▸ TASK INSTRUCTIONS:
Take from the listing each line that has the string "people".

[Extracted records]
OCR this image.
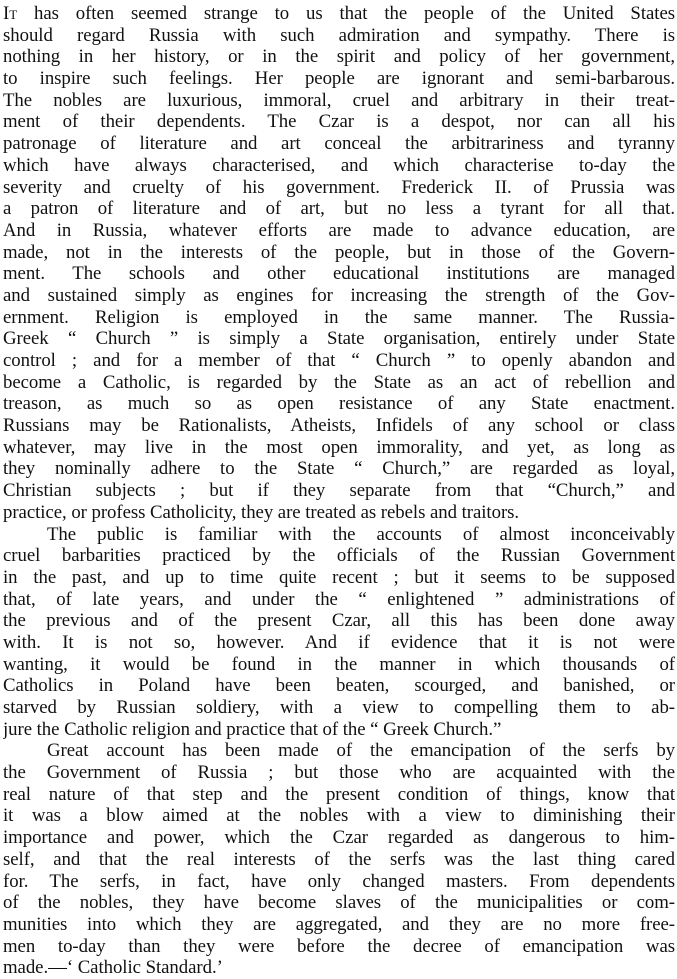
It has often seemed strange to us that the people of the United States
should regard Russia with such admiration and sympathy. There is
nothing in her history, or in the spirit and policy of her government,
to inspire such feelings. Her people are ignorant and semi-barbarous.
The nobles are luxurious, immoral, cruel and arbitrary in their treat-
ment of their dependents. The Czar is a despot, nor can all his
patronage of literature and art conceal the arbitrariness and tyranny
which have always characterised, and which characterise to-day the
severity and cruelty of his government. Frederick II. of Prussia was
a patron of literature and of art, but no less a tyrant for all that.
And in Russia, whatever efforts are made to advance education, are
made, not in the interests of the people, but in those of the Govern-
ment. The schools and other educational institutions are managed
and sustained simply as engines for increasing the strength of the Gov-
ernment. Religion is employed in the same manner. The Russia-
Greek “ Church ” is simply a State organisation, entirely under State
control ; and for a member of that “ Church ” to openly abandon and
become a Catholic, is regarded by the State as an act of rebellion and
treason, as much so as open resistance of any State enactment.
Russians may be Rationalists, Atheists, Infidels of any school or class
whatever, may live in the most open immorality, and yet, as long as
they nominally adhere to the State “ Church,” are regarded as loyal,
Christian subjects ; but if they separate from that “Church,” and
practice, or profess Catholicity, they are treated as rebels and traitors.
The public is familiar with the accounts of almost inconceivably
cruel barbarities practiced by the officials of the Russian Government
in the past, and up to time quite recent ; but it seems to be supposed
that, of late years, and under the “ enlightened ” administrations of
the previous and of the present Czar, all this has been done away
with. It is not so, however. And if evidence that it is not were
wanting, it would be found in the manner in which thousands of
Catholics in Poland have been beaten, scourged, and banished, or
starved by Russian soldiery, with a view to compelling them to ab-
jure the Catholic religion and practice that of the “ Greek Church.”
Great account has been made of the emancipation of the serfs by
the Government of Russia ; but those who are acquainted with the
real nature of that step and the present condition of things, know that
it was a blow aimed at the nobles with a view to diminishing their
importance and power, which the Czar regarded as dangerous to him-
self, and that the real interests of the serfs was the last thing cared
for. The serfs, in fact, have only changed masters. From dependents
of the nobles, they have become slaves of the municipalities or com-
munities into which they are aggregated, and they are no more free-
men to-day than they were before the decree of emancipation was
made.—‘ Catholic Standard.’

▸ FINAL ANSWER:
It has often seemed strange to us that the people of the United States
to inspire such feelings. Her people are ignorant and semi-barbarous.
made, not in the interests of the people, but in those of the Govern-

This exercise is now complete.